Data records
========

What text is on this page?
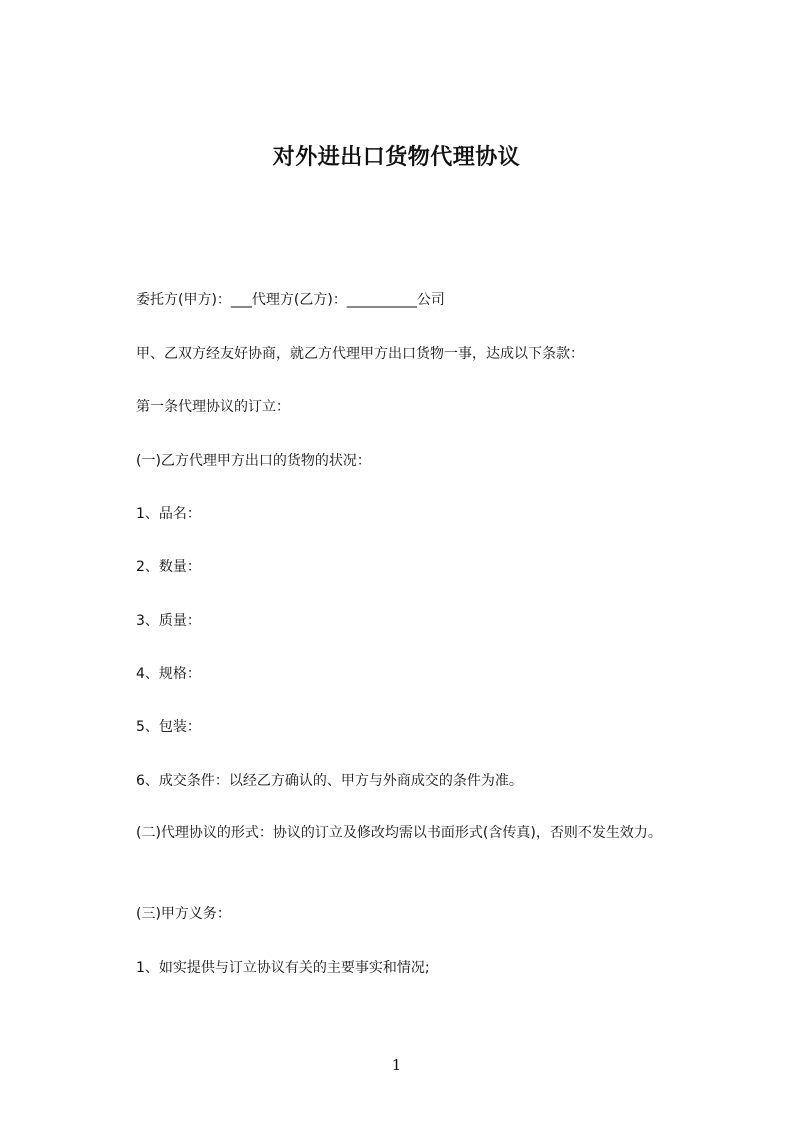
对外进出口货物代理协议
委托方(甲方)：___代理方(乙方)：__________公司
甲、乙双方经友好协商，就乙方代理甲方出口货物一事，达成以下条款：
第一条代理协议的订立：
(一)乙方代理甲方出口的货物的状况：
1、品名：
2、数量：
3、质量：
4、规格：
5、包装：
6、成交条件：以经乙方确认的、甲方与外商成交的条件为准。
(二)代理协议的形式：协议的订立及修改均需以书面形式(含传真)，否则不发生效力。
(三)甲方义务：
1、如实提供与订立协议有关的主要事实和情况;
1
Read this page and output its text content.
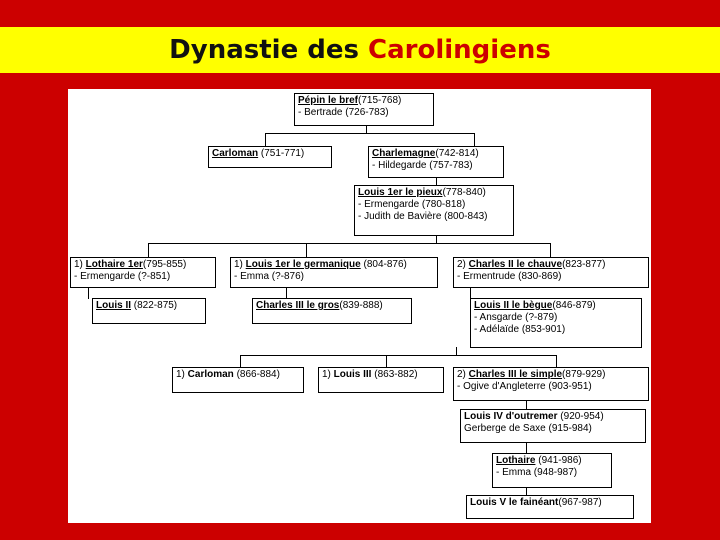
Dynastie des Carolingiens
Pépin le bref(715-768)
- Bertrade (726-783)
Carloman (751-771)	Charlemagne(742-814)
- Hildegarde (757-783)
Louis 1er le pieux(778-840)
- Ermengarde (780-818)
- Judith de Bavière (800-843)
1) Lothaire 1er(795-855)
- Ermengarde (?-851)
1) Louis 1er le germanique (804-876)
- Emma (?-876)
2) Charles II le chauve(823-877)
- Ermentrude (830-869)
Louis II (822-875)	Charles III le gros(839-888)	Louis II le bègue(846-879)
- Ansgarde (?-879)
- Adélaïde (853-901)
1) Carloman (866-884)	1) Louis III (863-882)	2) Charles III le simple(879-929)
- Ogive d'Angleterre (903-951)
Louis IV d'outremer (920-954)
Gerberge de Saxe (915-984)
Lothaire (941-986)
- Emma (948-987)
Louis V le fainéant(967-987)
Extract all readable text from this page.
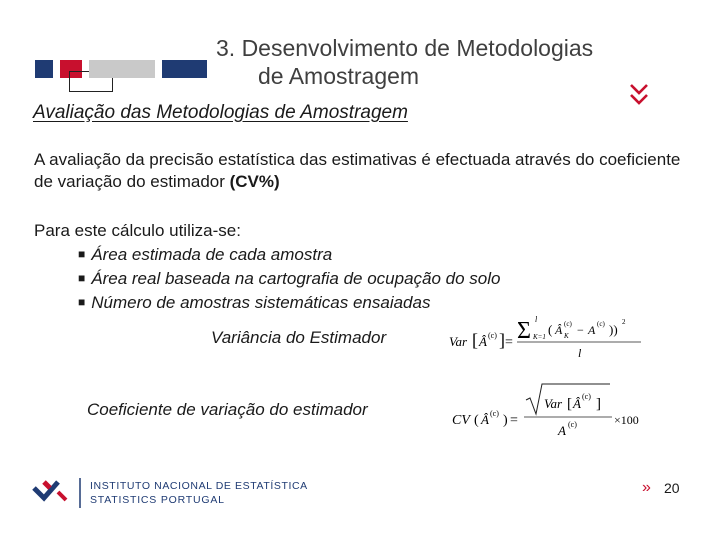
3. Desenvolvimento de Metodologias
de Amostragem
Avaliação das Metodologias de Amostragem
A avaliação da precisão estatística das estimativas é efectuada através do coeficiente de variação do estimador (CV%)
Para este cálculo utiliza-se:
■ Área estimada de cada amostra
■ Área real baseada na cartografia de ocupação do solo
■ Número de amostras sistemáticas ensaiadas
Variância do Estimador	Var [ Â (c) ] = Σ l
K=1 ( Â (c)
K − A (c) )) 2
l
Coeficiente de variação do estimador
CV ( Â (c) ) =
Var [ Â (c) ]
A (c)	×100
INSTITUTO NACIONAL DE ESTATÍSTICA
STATISTICS PORTUGAL
» 20
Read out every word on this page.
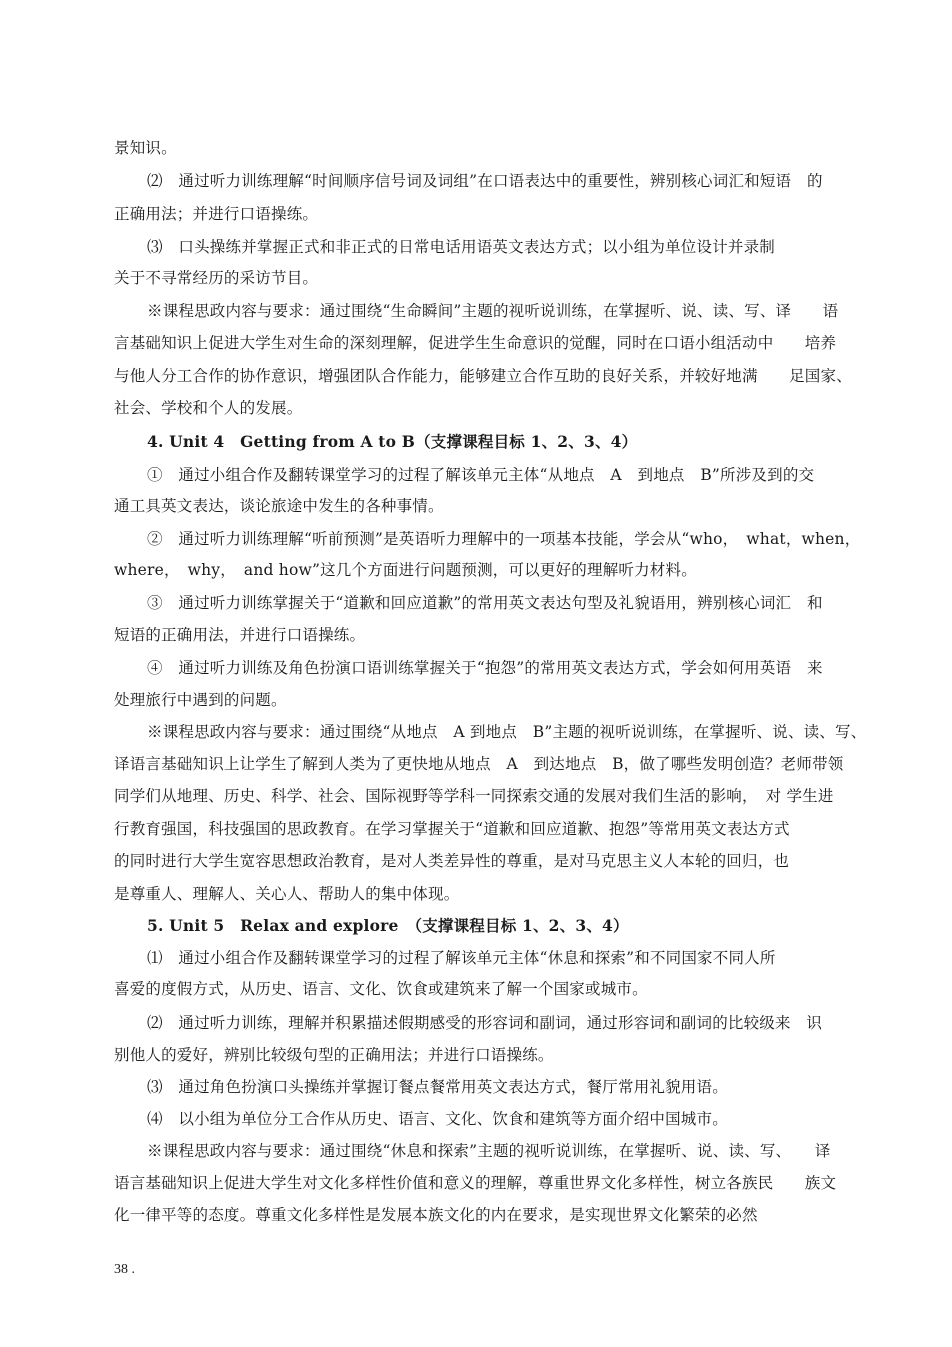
景知识。
⑵　通过听力训练理解“时间顺序信号词及词组”在口语表达中的重要性，辨别核心词汇和短语　的
正确用法；并进行口语操练。
⑶　口头操练并掌握正式和非正式的日常电话用语英文表达方式；以小组为单位设计并录制
关于不寻常经历的采访节目。
※课程思政内容与要求：通过围绕“生命瞬间”主题的视听说训练，在掌握听、说、读、写、译　　语
言基础知识上促进大学生对生命的深刻理解，促进学生生命意识的觉醒，同时在口语小组活动中　　培养
与他人分工合作的协作意识，增强团队合作能力，能够建立合作互助的良好关系，并较好地满　　足国家、
社会、学校和个人的发展。
4. Unit 4　Getting from A to B（支撑课程目标 1、2、3、4）
➀　通过小组合作及翻转课堂学习的过程了解该单元主体“从地点　A　到地点　B”所涉及到的交
通工具英文表达，谈论旅途中发生的各种事情。
➁　通过听力训练理解“听前预测”是英语听力理解中的一项基本技能，学会从“who，　what，when，
where，　why，　and how”这几个方面进行问题预测，可以更好的理解听力材料。
➂　通过听力训练掌握关于“道歉和回应道歉”的常用英文表达句型及礼貌语用，辨别核心词汇　和
短语的正确用法，并进行口语操练。
➃　通过听力训练及角色扮演口语训练掌握关于“抱怨”的常用英文表达方式，学会如何用英语　来
处理旅行中遇到的问题。
※课程思政内容与要求：通过围绕“从地点　A 到地点　B”主题的视听说训练，在掌握听、说、读、写、
译语言基础知识上让学生了解到人类为了更快地从地点　A　到达地点　B，做了哪些发明创造？老师带领
同学们从地理、历史、科学、社会、国际视野等学科一同探索交通的发展对我们生活的影响，　对 学生进
行教育强国，科技强国的思政教育。在学习掌握关于“道歉和回应道歉、抱怨”等常用英文表达方式
的同时进行大学生宽容思想政治教育，是对人类差异性的尊重，是对马克思主义人本轮的回归，也
是尊重人、理解人、关心人、帮助人的集中体现。
5. Unit 5　Relax and explore　（支撑课程目标 1、2、3、4）
⑴　通过小组合作及翻转课堂学习的过程了解该单元主体“休息和探索”和不同国家不同人所
喜爱的度假方式，从历史、语言、文化、饮食或建筑来了解一个国家或城市。
⑵　通过听力训练，理解并积累描述假期感受的形容词和副词，通过形容词和副词的比较级来　识
别他人的爱好，辨别比较级句型的正确用法；并进行口语操练。
⑶　通过角色扮演口头操练并掌握订餐点餐常用英文表达方式，餐厅常用礼貌用语。
⑷　以小组为单位分工合作从历史、语言、文化、饮食和建筑等方面介绍中国城市。
※课程思政内容与要求：通过围绕“休息和探索”主题的视听说训练，在掌握听、说、读、写、　　译
语言基础知识上促进大学生对文化多样性价值和意义的理解，尊重世界文化多样性，树立各族民　　族文
化一律平等的态度。尊重文化多样性是发展本族文化的内在要求，是实现世界文化繁荣的必然
38 .
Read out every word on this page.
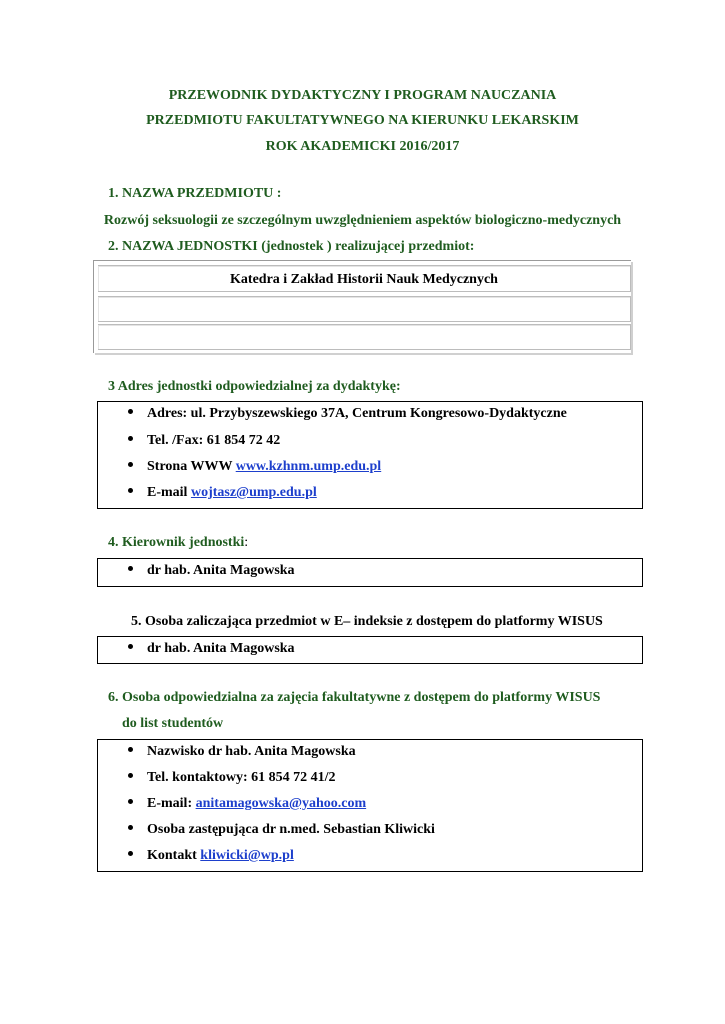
PRZEWODNIK DYDAKTYCZNY I PROGRAM NAUCZANIA
PRZEDMIOTU FAKULTATYWNEGO NA KIERUNKU LEKARSKIM
ROK AKADEMICKI 2016/2017
1. NAZWA PRZEDMIOTU :
Rozwój seksuologii ze szczególnym uwzględnieniem aspektów biologiczno-medycznych
2. NAZWA JEDNOSTKI (jednostek ) realizującej przedmiot:
Katedra i Zakład Historii Nauk Medycznych
3 Adres jednostki odpowiedzialnej za dydaktykę:
Adres: ul. Przybyszewskiego 37A, Centrum Kongresowo-Dydaktyczne
Tel. /Fax: 61 854 72 42
Strona WWW www.kzhnm.ump.edu.pl
E-mail wojtasz@ump.edu.pl
4. Kierownik jednostki:
dr hab. Anita Magowska
5. Osoba zaliczająca przedmiot w E– indeksie z dostępem do platformy WISUS
dr hab. Anita Magowska
6. Osoba odpowiedzialna za zajęcia fakultatywne z dostępem do platformy WISUS
do list studentów
Nazwisko dr hab. Anita Magowska
Tel. kontaktowy: 61 854 72 41/2
E-mail: anitamagowska@yahoo.com
Osoba zastępująca dr n.med. Sebastian Kliwicki
Kontakt kliwicki@wp.pl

========

THE EXERCISE
Copy every line in the listing above where the string "this" turns up.

SOLUTION TO THE EXERCISE
What text is on this page?
Read this page and output its text content.
Extract all readable text from this page.
Read out every word on this page.
Read out every word on this page.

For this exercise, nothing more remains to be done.